[Figure content listings]
━━━━━━━━
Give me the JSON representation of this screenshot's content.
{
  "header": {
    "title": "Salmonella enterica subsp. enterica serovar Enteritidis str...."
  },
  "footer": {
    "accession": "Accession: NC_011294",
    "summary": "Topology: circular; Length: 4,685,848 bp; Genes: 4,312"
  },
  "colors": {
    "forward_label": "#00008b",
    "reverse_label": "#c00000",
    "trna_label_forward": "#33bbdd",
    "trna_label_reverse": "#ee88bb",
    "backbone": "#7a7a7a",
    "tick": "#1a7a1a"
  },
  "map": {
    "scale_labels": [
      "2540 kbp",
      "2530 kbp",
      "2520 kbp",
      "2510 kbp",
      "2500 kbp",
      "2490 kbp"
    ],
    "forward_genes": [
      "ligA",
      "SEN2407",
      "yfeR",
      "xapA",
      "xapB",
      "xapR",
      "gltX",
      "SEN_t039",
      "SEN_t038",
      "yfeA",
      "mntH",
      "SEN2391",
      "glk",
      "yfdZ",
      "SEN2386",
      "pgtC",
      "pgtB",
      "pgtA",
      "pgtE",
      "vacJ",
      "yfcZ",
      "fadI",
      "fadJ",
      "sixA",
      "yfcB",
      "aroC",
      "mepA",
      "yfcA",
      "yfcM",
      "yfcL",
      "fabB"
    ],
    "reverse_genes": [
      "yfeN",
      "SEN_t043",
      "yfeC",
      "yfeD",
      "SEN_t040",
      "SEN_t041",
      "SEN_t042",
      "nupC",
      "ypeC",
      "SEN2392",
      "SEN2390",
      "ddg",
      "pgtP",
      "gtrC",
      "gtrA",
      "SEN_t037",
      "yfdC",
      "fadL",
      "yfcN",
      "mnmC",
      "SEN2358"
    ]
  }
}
━━━━━━━━
Work item
Could you retype all of the records above exactly as they appear?

Output of the exercise
Give me the JSON representation of this screenshot's content.
{
  "header": {
    "title": "Salmonella enterica subsp. enterica serovar Enteritidis str...."
  },
  "footer": {
    "accession": "Accession: NC_011294",
    "summary": "Topology: circular; Length: 4,685,848 bp; Genes: 4,312"
  },
  "colors": {
    "forward_label": "#00008b",
    "reverse_label": "#c00000",
    "trna_label_forward": "#33bbdd",
    "trna_label_reverse": "#ee88bb",
    "backbone": "#7a7a7a",
    "tick": "#1a7a1a"
  },
  "map": {
    "scale_labels": [
      "2540 kbp",
      "2530 kbp",
      "2520 kbp",
      "2510 kbp",
      "2500 kbp",
      "2490 kbp"
    ],
    "forward_genes": [
      "ligA",
      "SEN2407",
      "yfeR",
      "xapA",
      "xapB",
      "xapR",
      "gltX",
      "SEN_t039",
      "SEN_t038",
      "yfeA",
      "mntH",
      "SEN2391",
      "glk",
      "yfdZ",
      "SEN2386",
      "pgtC",
      "pgtB",
      "pgtA",
      "pgtE",
      "vacJ",
      "yfcZ",
      "fadI",
      "fadJ",
      "sixA",
      "yfcB",
      "aroC",
      "mepA",
      "yfcA",
      "yfcM",
      "yfcL",
      "fabB"
    ],
    "reverse_genes": [
      "yfeN",
      "SEN_t043",
      "yfeC",
      "yfeD",
      "SEN_t040",
      "SEN_t041",
      "SEN_t042",
      "nupC",
      "ypeC",
      "SEN2392",
      "SEN2390",
      "ddg",
      "pgtP",
      "gtrC",
      "gtrA",
      "SEN_t037",
      "yfdC",
      "fadL",
      "yfcN",
      "mnmC",
      "SEN2358"
    ]
  }
}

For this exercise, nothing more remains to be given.